== Brief ==
Locate every line in the records below that contains the word "output", and copy each one.

A run of records
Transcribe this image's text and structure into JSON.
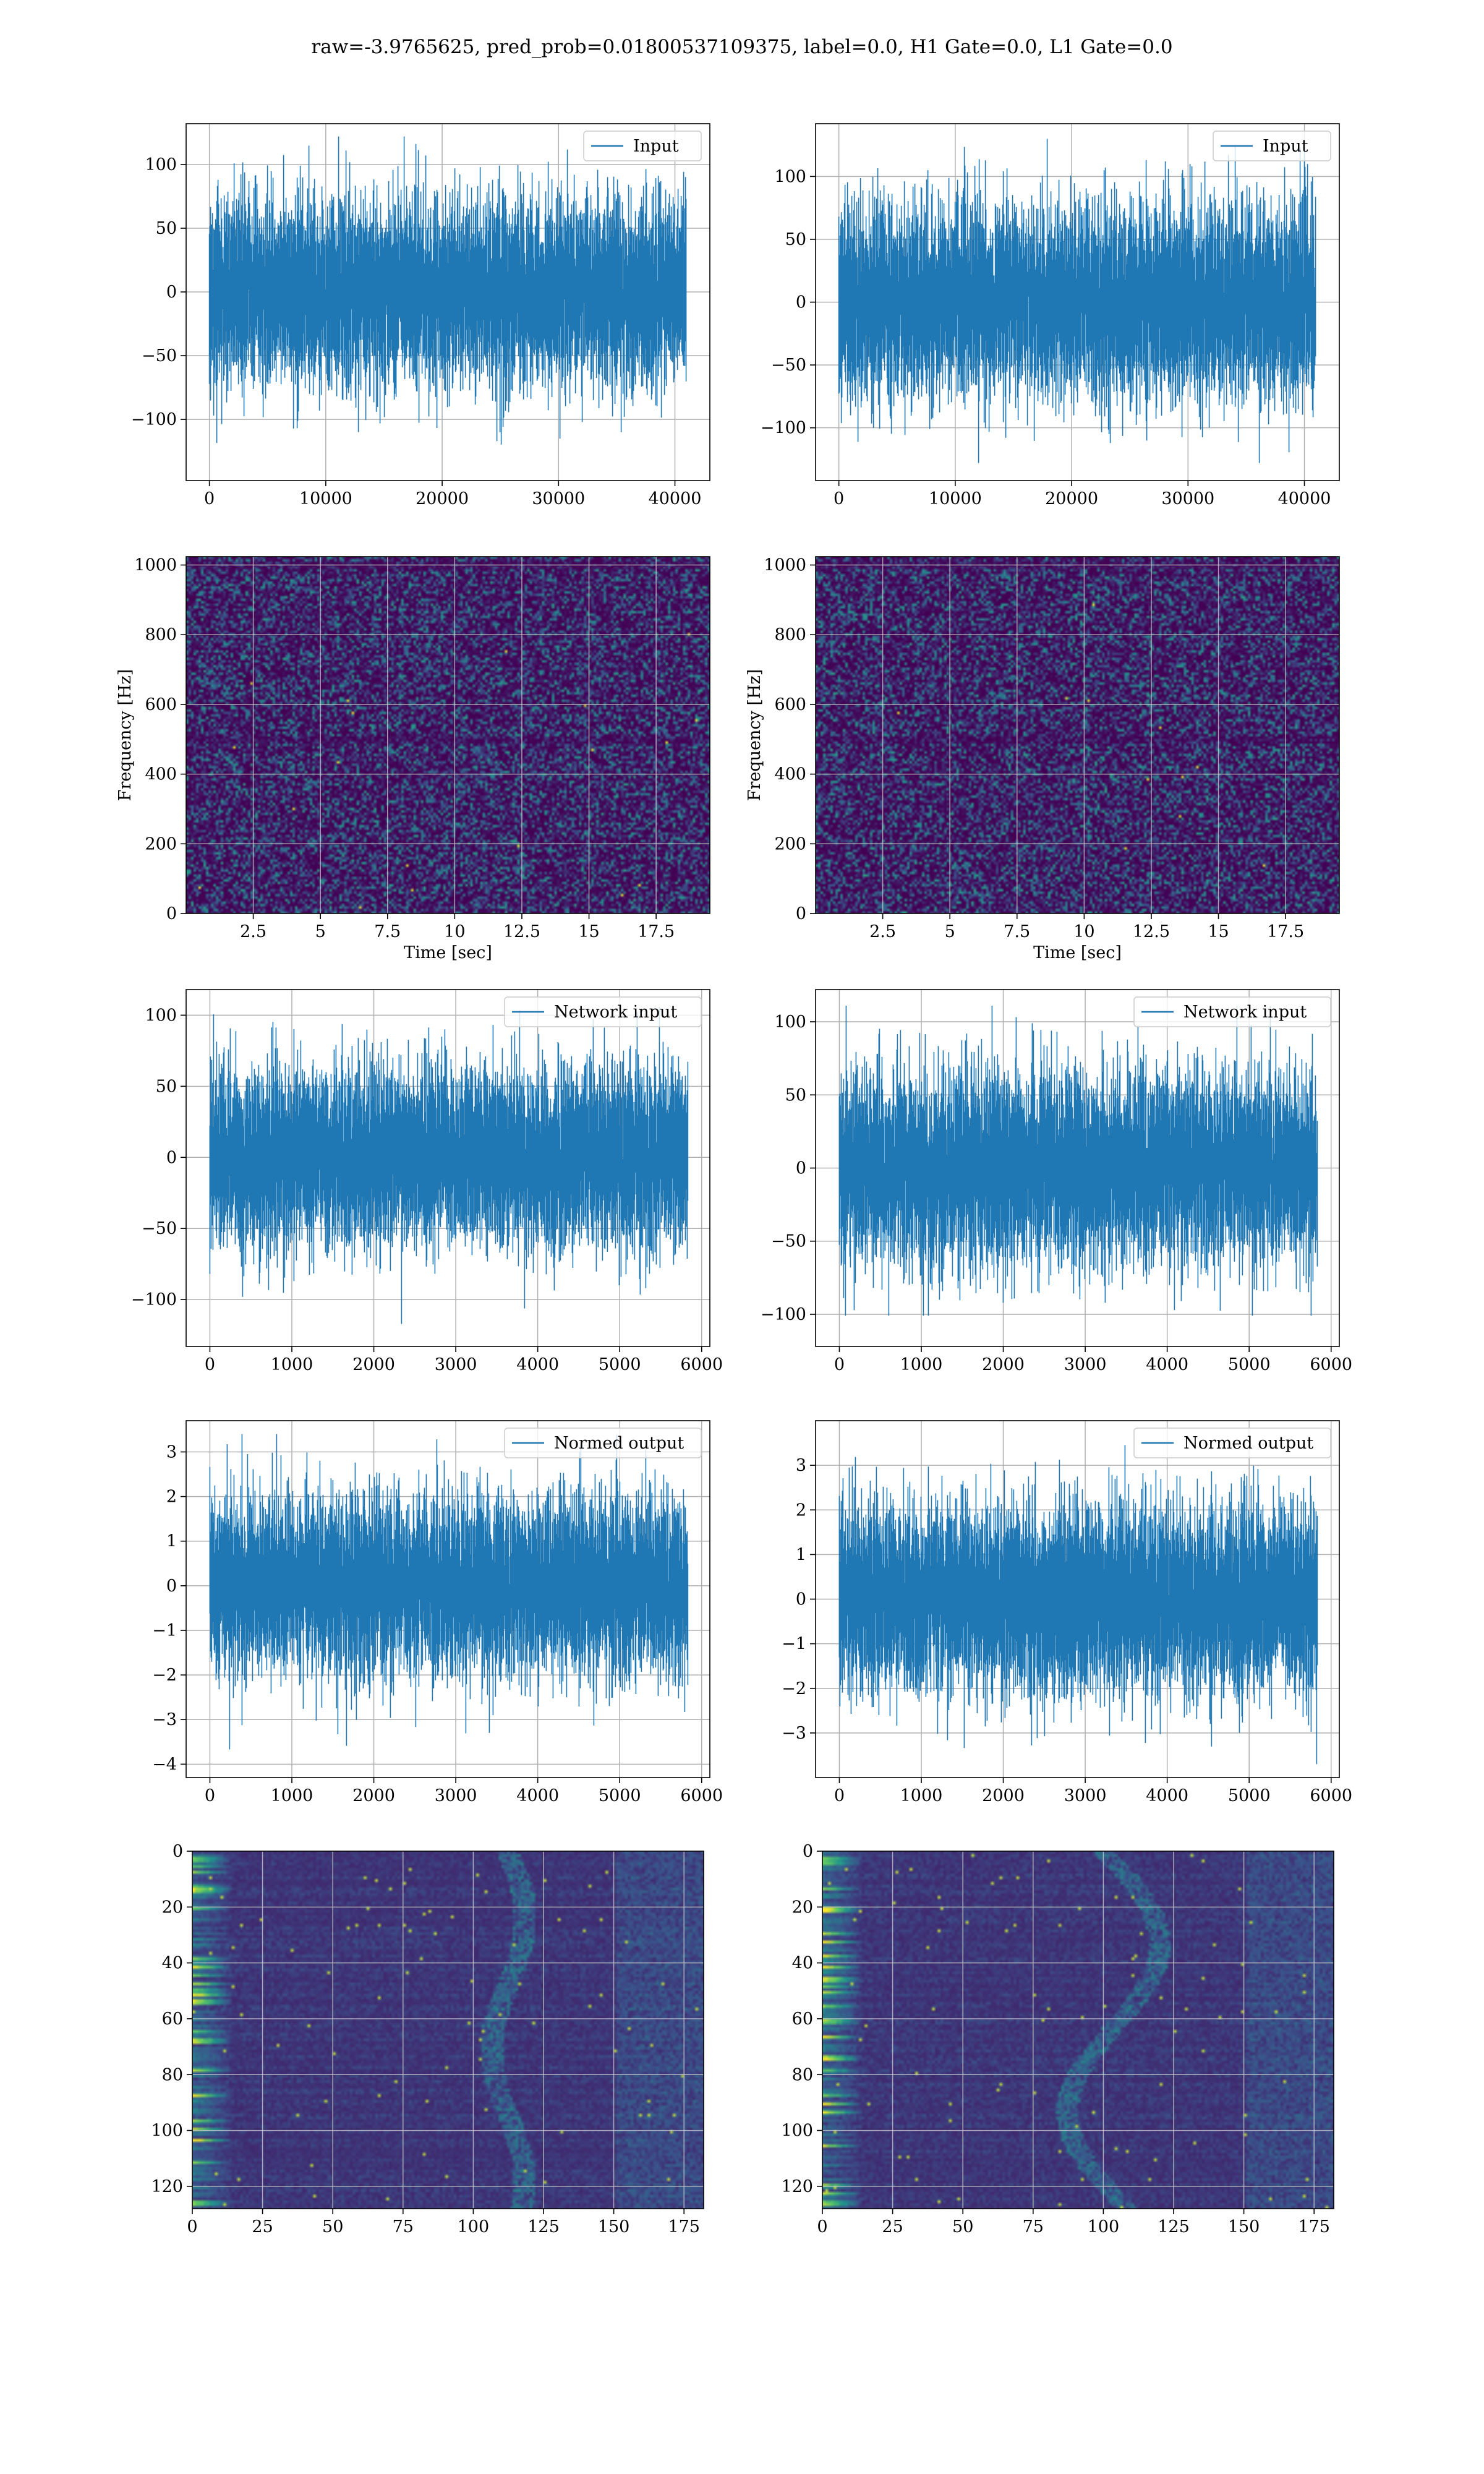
{
  "title": "raw=-3.9765625, pred_prob=0.01800537109375, label=0.0, H1 Gate=0.0, L1 Gate=0.0",
  "colors": {
    "line": "#1f77b4",
    "grid": "#b0b0b0",
    "spectrogram_low": "#440154",
    "spectrogram_high": "#fde725"
  },
  "chart_data": [
    {
      "id": "input-h1",
      "type": "line",
      "series": [
        {
          "name": "Input",
          "n": 40960,
          "amplitude_range": [
            -135,
            122
          ]
        }
      ],
      "xlim": [
        -2000,
        43000
      ],
      "ylim": [
        -148,
        132
      ],
      "xticks": [
        0,
        10000,
        20000,
        30000,
        40000
      ],
      "yticks": [
        -100,
        -50,
        0,
        50,
        100
      ],
      "xlabel": "",
      "ylabel": "",
      "grid": true,
      "legend": "upper right"
    },
    {
      "id": "input-l1",
      "type": "line",
      "series": [
        {
          "name": "Input",
          "n": 40960,
          "amplitude_range": [
            -128,
            130
          ]
        }
      ],
      "xlim": [
        -2000,
        43000
      ],
      "ylim": [
        -142,
        142
      ],
      "xticks": [
        0,
        10000,
        20000,
        30000,
        40000
      ],
      "yticks": [
        -100,
        -50,
        0,
        50,
        100
      ],
      "xlabel": "",
      "ylabel": "",
      "grid": true,
      "legend": "upper right"
    },
    {
      "id": "spectrogram-h1",
      "type": "heatmap",
      "xlim": [
        0,
        19.5
      ],
      "ylim": [
        0,
        1024
      ],
      "xticks": [
        2.5,
        5.0,
        7.5,
        10.0,
        12.5,
        15.0,
        17.5
      ],
      "yticks": [
        0,
        200,
        400,
        600,
        800,
        1000
      ],
      "xlabel": "Time [sec]",
      "ylabel": "Frequency [Hz]",
      "grid": true
    },
    {
      "id": "spectrogram-l1",
      "type": "heatmap",
      "xlim": [
        0,
        19.5
      ],
      "ylim": [
        0,
        1024
      ],
      "xticks": [
        2.5,
        5.0,
        7.5,
        10.0,
        12.5,
        15.0,
        17.5
      ],
      "yticks": [
        0,
        200,
        400,
        600,
        800,
        1000
      ],
      "xlabel": "Time [sec]",
      "ylabel": "Frequency [Hz]",
      "grid": true
    },
    {
      "id": "network-input-h1",
      "type": "line",
      "series": [
        {
          "name": "Network input",
          "n": 5830,
          "amplitude_range": [
            -122,
            106
          ]
        }
      ],
      "xlim": [
        -290,
        6100
      ],
      "ylim": [
        -133,
        118
      ],
      "xticks": [
        0,
        1000,
        2000,
        3000,
        4000,
        5000,
        6000
      ],
      "yticks": [
        -100,
        -50,
        0,
        50,
        100
      ],
      "xlabel": "",
      "ylabel": "",
      "grid": true,
      "legend": "upper right"
    },
    {
      "id": "network-input-l1",
      "type": "line",
      "series": [
        {
          "name": "Network input",
          "n": 5830,
          "amplitude_range": [
            -101,
            111
          ]
        }
      ],
      "xlim": [
        -290,
        6100
      ],
      "ylim": [
        -122,
        122
      ],
      "xticks": [
        0,
        1000,
        2000,
        3000,
        4000,
        5000,
        6000
      ],
      "yticks": [
        -100,
        -50,
        0,
        50,
        100
      ],
      "xlabel": "",
      "ylabel": "",
      "grid": true,
      "legend": "upper right"
    },
    {
      "id": "normed-output-h1",
      "type": "line",
      "series": [
        {
          "name": "Normed output",
          "n": 5830,
          "amplitude_range": [
            -3.9,
            3.4
          ]
        }
      ],
      "xlim": [
        -290,
        6100
      ],
      "ylim": [
        -4.3,
        3.7
      ],
      "xticks": [
        0,
        1000,
        2000,
        3000,
        4000,
        5000,
        6000
      ],
      "yticks": [
        -4,
        -3,
        -2,
        -1,
        0,
        1,
        2,
        3
      ],
      "xlabel": "",
      "ylabel": "",
      "grid": true,
      "legend": "upper right"
    },
    {
      "id": "normed-output-l1",
      "type": "line",
      "series": [
        {
          "name": "Normed output",
          "n": 5830,
          "amplitude_range": [
            -3.7,
            3.6
          ]
        }
      ],
      "xlim": [
        -290,
        6100
      ],
      "ylim": [
        -4.0,
        4.0
      ],
      "xticks": [
        0,
        1000,
        2000,
        3000,
        4000,
        5000,
        6000
      ],
      "yticks": [
        -3,
        -2,
        -1,
        0,
        1,
        2,
        3
      ],
      "xlabel": "",
      "ylabel": "",
      "grid": true,
      "legend": "upper right"
    },
    {
      "id": "feature-map-h1",
      "type": "heatmap",
      "xlim": [
        0,
        182
      ],
      "ylim": [
        128,
        0
      ],
      "xticks": [
        0,
        25,
        50,
        75,
        100,
        125,
        150,
        175
      ],
      "yticks": [
        0,
        20,
        40,
        60,
        80,
        100,
        120
      ],
      "xlabel": "",
      "ylabel": "",
      "grid": true
    },
    {
      "id": "feature-map-l1",
      "type": "heatmap",
      "xlim": [
        0,
        182
      ],
      "ylim": [
        128,
        0
      ],
      "xticks": [
        0,
        25,
        50,
        75,
        100,
        125,
        150,
        175
      ],
      "yticks": [
        0,
        20,
        40,
        60,
        80,
        100,
        120
      ],
      "xlabel": "",
      "ylabel": "",
      "grid": true
    }
  ]
}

== Response for this exercise ==
      "id": "normed-output-h1",
          "name": "Normed output",
      "id": "normed-output-l1",
          "name": "Normed output",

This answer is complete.